-- Task goal --
Where a line of the listing below includes the word "national", reproduce that line.

-- Extracted material --
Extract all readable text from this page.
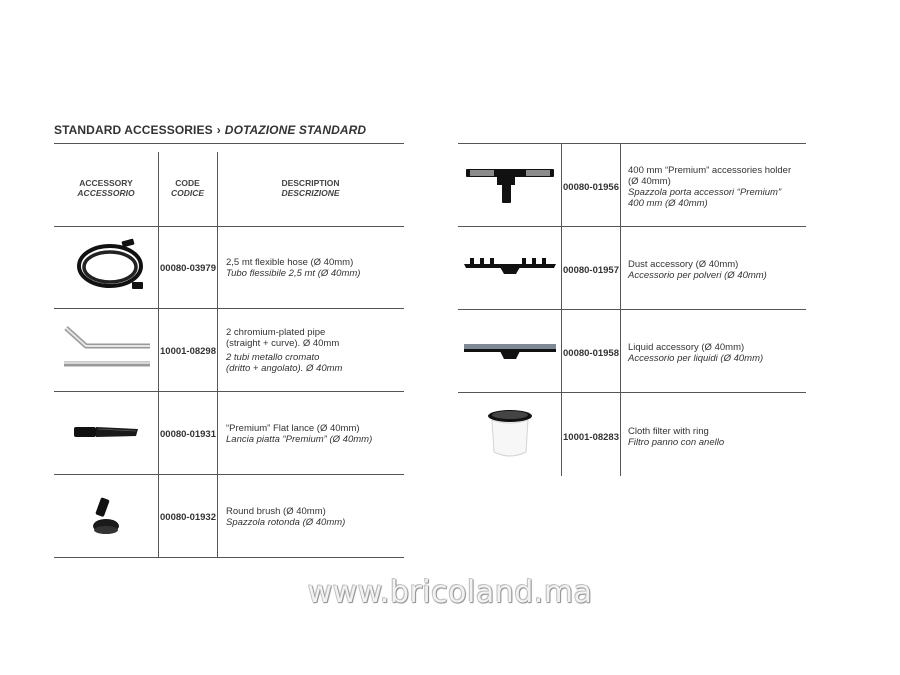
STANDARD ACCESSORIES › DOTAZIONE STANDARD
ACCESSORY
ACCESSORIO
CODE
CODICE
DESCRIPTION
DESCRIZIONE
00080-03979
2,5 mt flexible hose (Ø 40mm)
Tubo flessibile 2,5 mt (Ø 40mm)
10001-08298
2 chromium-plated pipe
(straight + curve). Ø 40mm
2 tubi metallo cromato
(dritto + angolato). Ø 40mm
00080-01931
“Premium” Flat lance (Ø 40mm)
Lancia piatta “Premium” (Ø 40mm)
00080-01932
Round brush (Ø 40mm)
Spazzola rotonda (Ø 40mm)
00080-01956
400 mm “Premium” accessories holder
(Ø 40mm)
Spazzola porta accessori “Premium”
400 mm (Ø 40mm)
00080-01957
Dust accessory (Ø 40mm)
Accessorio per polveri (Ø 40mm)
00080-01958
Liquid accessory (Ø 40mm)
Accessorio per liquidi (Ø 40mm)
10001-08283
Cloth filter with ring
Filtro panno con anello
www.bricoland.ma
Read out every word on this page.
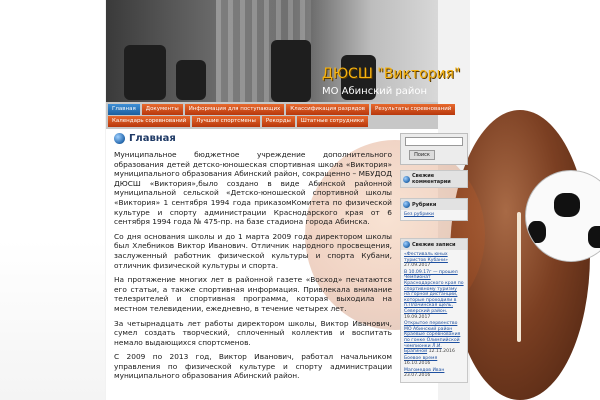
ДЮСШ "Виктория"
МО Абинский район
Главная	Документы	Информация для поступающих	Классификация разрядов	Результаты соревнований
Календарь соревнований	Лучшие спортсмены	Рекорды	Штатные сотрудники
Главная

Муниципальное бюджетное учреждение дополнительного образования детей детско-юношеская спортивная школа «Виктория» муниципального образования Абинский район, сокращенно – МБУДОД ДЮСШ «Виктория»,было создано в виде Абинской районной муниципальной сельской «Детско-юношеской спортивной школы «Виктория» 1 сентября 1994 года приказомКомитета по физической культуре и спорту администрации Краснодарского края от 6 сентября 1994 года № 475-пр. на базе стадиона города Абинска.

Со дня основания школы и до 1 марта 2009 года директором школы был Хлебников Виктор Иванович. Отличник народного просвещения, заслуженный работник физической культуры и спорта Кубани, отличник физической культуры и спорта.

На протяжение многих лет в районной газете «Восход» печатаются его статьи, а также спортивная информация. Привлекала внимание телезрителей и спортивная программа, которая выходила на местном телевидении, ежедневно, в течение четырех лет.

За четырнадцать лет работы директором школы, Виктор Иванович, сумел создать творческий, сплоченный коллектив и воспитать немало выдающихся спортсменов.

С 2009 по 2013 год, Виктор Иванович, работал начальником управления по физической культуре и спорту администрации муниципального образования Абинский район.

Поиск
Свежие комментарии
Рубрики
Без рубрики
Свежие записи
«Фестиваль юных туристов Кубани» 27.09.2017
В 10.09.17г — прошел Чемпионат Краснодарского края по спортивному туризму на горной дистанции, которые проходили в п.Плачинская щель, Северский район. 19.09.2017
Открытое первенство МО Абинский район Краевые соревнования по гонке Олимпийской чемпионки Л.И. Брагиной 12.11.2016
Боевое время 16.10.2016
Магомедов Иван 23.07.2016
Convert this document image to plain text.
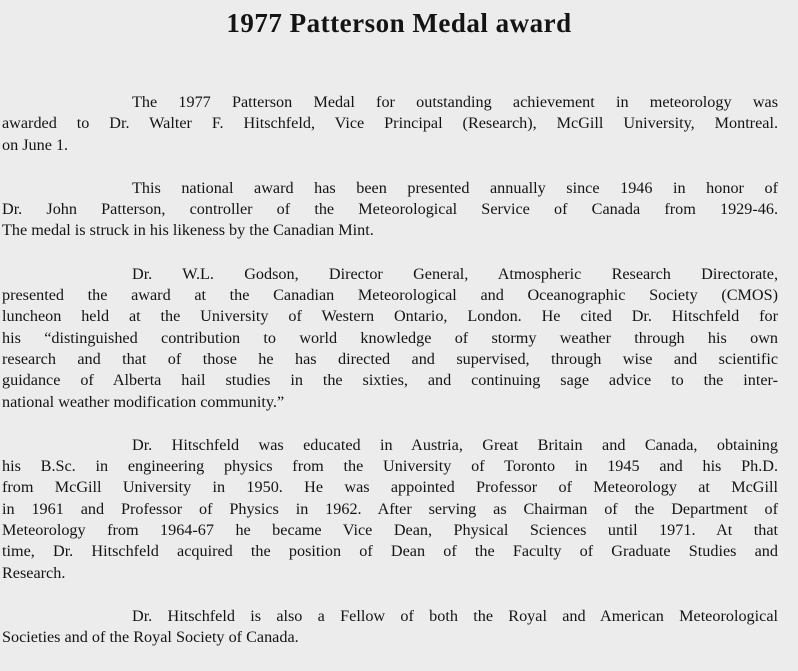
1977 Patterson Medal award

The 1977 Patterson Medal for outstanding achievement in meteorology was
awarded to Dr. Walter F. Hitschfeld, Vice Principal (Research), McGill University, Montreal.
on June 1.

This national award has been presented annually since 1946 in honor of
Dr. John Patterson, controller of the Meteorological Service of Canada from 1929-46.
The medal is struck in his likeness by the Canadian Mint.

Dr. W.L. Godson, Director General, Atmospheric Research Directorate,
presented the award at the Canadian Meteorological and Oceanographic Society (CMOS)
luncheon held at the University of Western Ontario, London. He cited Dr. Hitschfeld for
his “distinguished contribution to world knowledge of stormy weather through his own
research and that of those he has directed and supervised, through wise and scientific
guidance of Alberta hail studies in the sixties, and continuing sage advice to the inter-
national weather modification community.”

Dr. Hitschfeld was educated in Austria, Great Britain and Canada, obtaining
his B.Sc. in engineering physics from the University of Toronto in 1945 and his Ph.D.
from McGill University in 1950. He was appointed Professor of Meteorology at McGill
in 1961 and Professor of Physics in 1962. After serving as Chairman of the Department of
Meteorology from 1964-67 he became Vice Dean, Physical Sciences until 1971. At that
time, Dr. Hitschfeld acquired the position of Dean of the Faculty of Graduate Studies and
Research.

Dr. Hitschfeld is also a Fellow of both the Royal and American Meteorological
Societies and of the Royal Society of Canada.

---

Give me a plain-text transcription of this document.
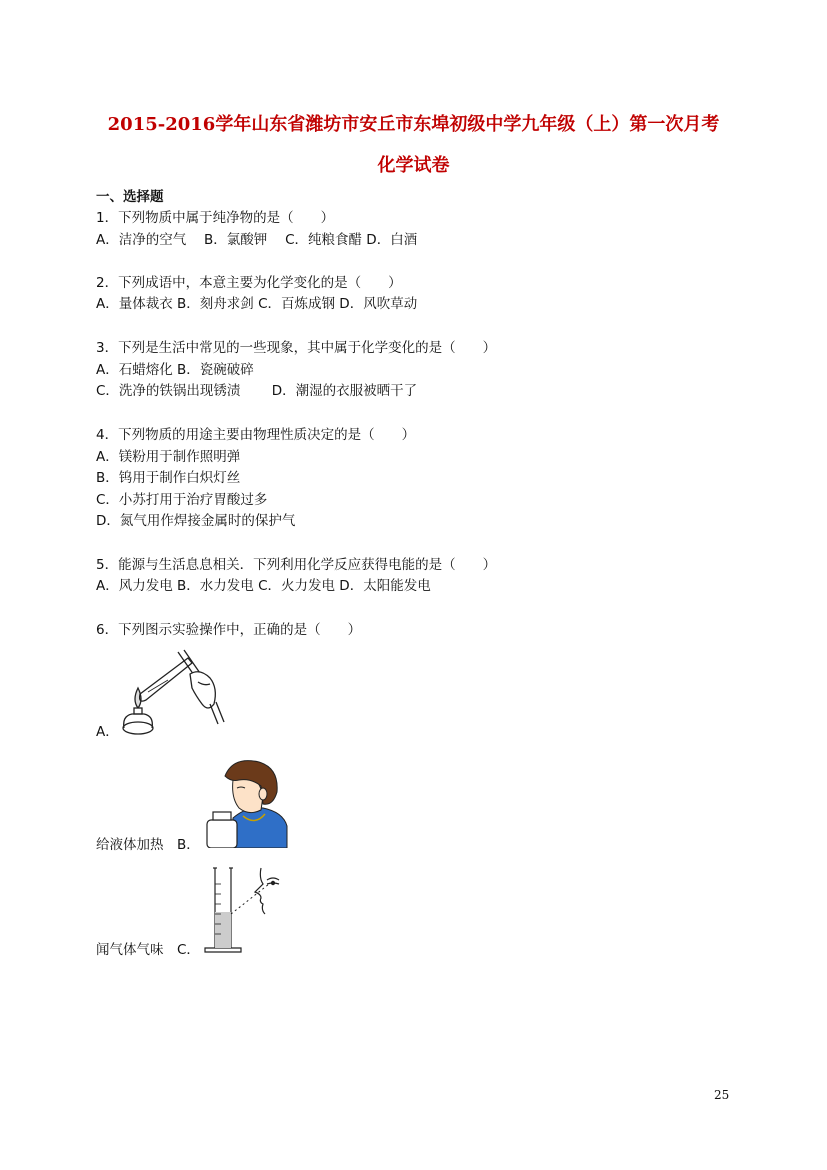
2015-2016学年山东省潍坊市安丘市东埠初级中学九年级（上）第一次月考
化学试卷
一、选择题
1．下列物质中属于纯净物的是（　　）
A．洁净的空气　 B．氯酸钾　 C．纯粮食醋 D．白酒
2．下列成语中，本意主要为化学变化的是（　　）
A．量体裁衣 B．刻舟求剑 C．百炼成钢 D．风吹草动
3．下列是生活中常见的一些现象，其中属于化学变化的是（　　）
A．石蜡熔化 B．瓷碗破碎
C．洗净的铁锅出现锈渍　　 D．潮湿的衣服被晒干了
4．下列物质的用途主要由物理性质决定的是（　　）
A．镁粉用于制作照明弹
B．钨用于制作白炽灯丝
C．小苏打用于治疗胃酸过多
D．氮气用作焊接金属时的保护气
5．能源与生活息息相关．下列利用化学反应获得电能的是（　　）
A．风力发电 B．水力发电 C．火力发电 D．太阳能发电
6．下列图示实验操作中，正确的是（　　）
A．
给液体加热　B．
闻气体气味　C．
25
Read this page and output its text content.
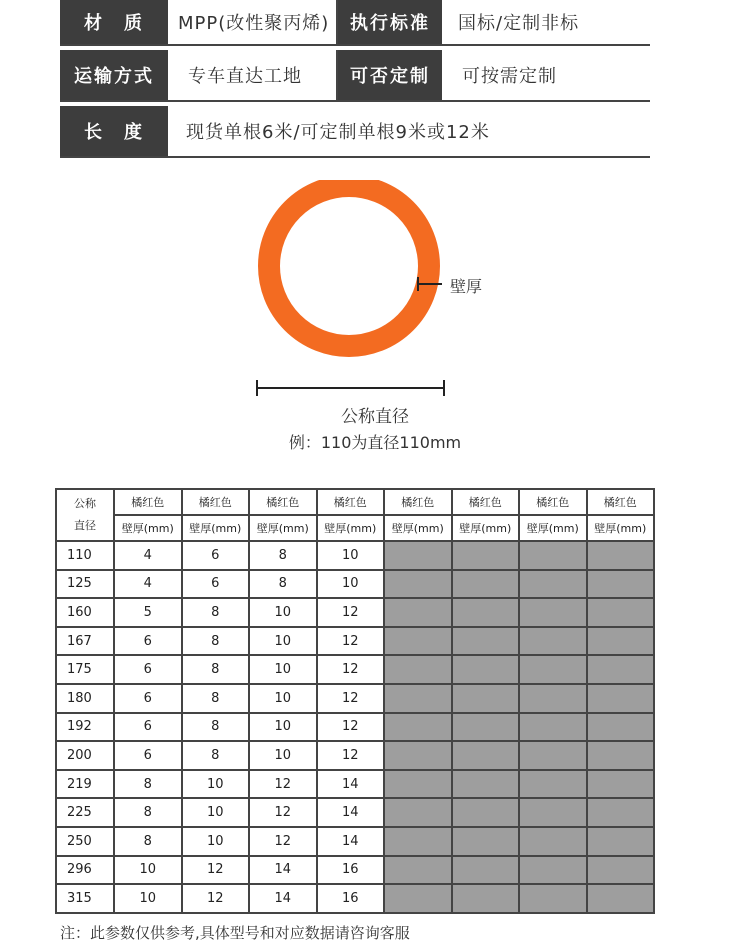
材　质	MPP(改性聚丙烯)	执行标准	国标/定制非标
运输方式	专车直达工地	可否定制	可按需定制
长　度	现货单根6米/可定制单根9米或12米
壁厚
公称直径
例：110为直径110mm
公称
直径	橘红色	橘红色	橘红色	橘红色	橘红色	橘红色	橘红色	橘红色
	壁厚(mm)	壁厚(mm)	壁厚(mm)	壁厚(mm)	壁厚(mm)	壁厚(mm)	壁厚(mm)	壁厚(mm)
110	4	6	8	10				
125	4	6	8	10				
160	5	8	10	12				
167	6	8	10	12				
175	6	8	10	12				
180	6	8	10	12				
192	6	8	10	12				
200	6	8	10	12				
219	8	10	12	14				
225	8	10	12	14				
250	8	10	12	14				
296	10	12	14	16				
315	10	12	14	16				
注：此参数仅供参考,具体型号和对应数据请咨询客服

--

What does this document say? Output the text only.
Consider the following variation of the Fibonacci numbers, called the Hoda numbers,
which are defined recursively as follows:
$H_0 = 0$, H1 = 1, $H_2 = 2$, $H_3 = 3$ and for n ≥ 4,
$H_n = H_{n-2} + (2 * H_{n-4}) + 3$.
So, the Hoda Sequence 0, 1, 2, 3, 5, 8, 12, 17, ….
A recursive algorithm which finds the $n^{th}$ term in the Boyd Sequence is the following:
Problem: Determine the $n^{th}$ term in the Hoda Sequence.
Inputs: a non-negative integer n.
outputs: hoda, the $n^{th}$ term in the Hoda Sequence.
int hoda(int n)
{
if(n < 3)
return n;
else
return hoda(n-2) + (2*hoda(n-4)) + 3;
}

-- The answer --
This national award has been presented annually since 1946 in honor of
national weather modification community.”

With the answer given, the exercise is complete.